Objective: Exactly reproduce each line of the listing that follows.

** begin Excerpted records **

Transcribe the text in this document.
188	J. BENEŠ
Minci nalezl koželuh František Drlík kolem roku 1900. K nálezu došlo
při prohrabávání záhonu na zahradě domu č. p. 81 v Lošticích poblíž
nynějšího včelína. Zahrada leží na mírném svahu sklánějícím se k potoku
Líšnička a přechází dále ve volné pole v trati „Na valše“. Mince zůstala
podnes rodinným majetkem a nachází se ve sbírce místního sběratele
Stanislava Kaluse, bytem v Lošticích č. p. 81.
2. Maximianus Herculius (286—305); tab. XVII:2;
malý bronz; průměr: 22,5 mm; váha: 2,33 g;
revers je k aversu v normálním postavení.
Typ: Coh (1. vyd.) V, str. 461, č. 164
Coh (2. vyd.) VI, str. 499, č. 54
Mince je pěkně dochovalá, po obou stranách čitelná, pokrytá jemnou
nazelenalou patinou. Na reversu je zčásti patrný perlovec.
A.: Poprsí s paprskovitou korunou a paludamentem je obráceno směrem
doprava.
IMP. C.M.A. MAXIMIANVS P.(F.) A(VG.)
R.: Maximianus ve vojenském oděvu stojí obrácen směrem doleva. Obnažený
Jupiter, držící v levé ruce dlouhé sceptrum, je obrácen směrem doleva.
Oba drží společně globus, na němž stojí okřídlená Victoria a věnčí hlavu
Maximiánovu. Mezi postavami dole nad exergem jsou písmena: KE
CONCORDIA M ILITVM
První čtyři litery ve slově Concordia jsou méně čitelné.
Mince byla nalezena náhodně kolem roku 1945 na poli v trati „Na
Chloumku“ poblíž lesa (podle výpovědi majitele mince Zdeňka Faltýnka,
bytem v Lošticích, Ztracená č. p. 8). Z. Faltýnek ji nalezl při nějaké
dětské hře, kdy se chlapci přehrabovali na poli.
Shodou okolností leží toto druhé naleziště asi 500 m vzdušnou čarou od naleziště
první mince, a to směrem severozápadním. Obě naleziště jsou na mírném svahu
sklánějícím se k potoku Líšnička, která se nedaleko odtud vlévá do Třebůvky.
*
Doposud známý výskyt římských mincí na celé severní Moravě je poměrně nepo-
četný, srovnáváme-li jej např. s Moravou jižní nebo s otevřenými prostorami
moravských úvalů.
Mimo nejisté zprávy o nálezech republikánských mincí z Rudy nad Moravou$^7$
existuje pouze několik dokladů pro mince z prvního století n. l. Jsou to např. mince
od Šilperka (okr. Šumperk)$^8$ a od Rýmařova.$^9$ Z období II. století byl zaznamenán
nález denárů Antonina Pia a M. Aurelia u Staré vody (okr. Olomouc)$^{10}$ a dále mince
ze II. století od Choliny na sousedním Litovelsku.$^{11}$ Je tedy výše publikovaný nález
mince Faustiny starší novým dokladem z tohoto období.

** end Excerpted records **

Solution:
Transcribe the text in this document.
188	J. BENEŠ
Minci nalezl koželuh František Drlík kolem roku 1900. K nálezu došlo
při prohrabávání záhonu na zahradě domu č. p. 81 v Lošticích poblíž
nynějšího včelína. Zahrada leží na mírném svahu sklánějícím se k potoku
Líšnička a přechází dále ve volné pole v trati „Na valše“. Mince zůstala
podnes rodinným majetkem a nachází se ve sbírce místního sběratele
Stanislava Kaluse, bytem v Lošticích č. p. 81.
2. Maximianus Herculius (286—305); tab. XVII:2;
malý bronz; průměr: 22,5 mm; váha: 2,33 g;
revers je k aversu v normálním postavení.
Typ: Coh (1. vyd.) V, str. 461, č. 164
Coh (2. vyd.) VI, str. 499, č. 54
Mince je pěkně dochovalá, po obou stranách čitelná, pokrytá jemnou
nazelenalou patinou. Na reversu je zčásti patrný perlovec.
A.: Poprsí s paprskovitou korunou a paludamentem je obráceno směrem
doprava.
IMP. C.M.A. MAXIMIANVS P.(F.) A(VG.)
R.: Maximianus ve vojenském oděvu stojí obrácen směrem doleva. Obnažený
Jupiter, držící v levé ruce dlouhé sceptrum, je obrácen směrem doleva.
Oba drží společně globus, na němž stojí okřídlená Victoria a věnčí hlavu
Maximiánovu. Mezi postavami dole nad exergem jsou písmena: KE
CONCORDIA M ILITVM
První čtyři litery ve slově Concordia jsou méně čitelné.
Mince byla nalezena náhodně kolem roku 1945 na poli v trati „Na
Chloumku“ poblíž lesa (podle výpovědi majitele mince Zdeňka Faltýnka,
bytem v Lošticích, Ztracená č. p. 8). Z. Faltýnek ji nalezl při nějaké
dětské hře, kdy se chlapci přehrabovali na poli.
Shodou okolností leží toto druhé naleziště asi 500 m vzdušnou čarou od naleziště
první mince, a to směrem severozápadním. Obě naleziště jsou na mírném svahu
sklánějícím se k potoku Líšnička, která se nedaleko odtud vlévá do Třebůvky.
*
Doposud známý výskyt římských mincí na celé severní Moravě je poměrně nepo-
četný, srovnáváme-li jej např. s Moravou jižní nebo s otevřenými prostorami
moravských úvalů.
Mimo nejisté zprávy o nálezech republikánských mincí z Rudy nad Moravou$^7$
existuje pouze několik dokladů pro mince z prvního století n. l. Jsou to např. mince
od Šilperka (okr. Šumperk)$^8$ a od Rýmařova.$^9$ Z období II. století byl zaznamenán
nález denárů Antonina Pia a M. Aurelia u Staré vody (okr. Olomouc)$^{10}$ a dále mince
ze II. století od Choliny na sousedním Litovelsku.$^{11}$ Je tedy výše publikovaný nález
mince Faustiny starší novým dokladem z tohoto období.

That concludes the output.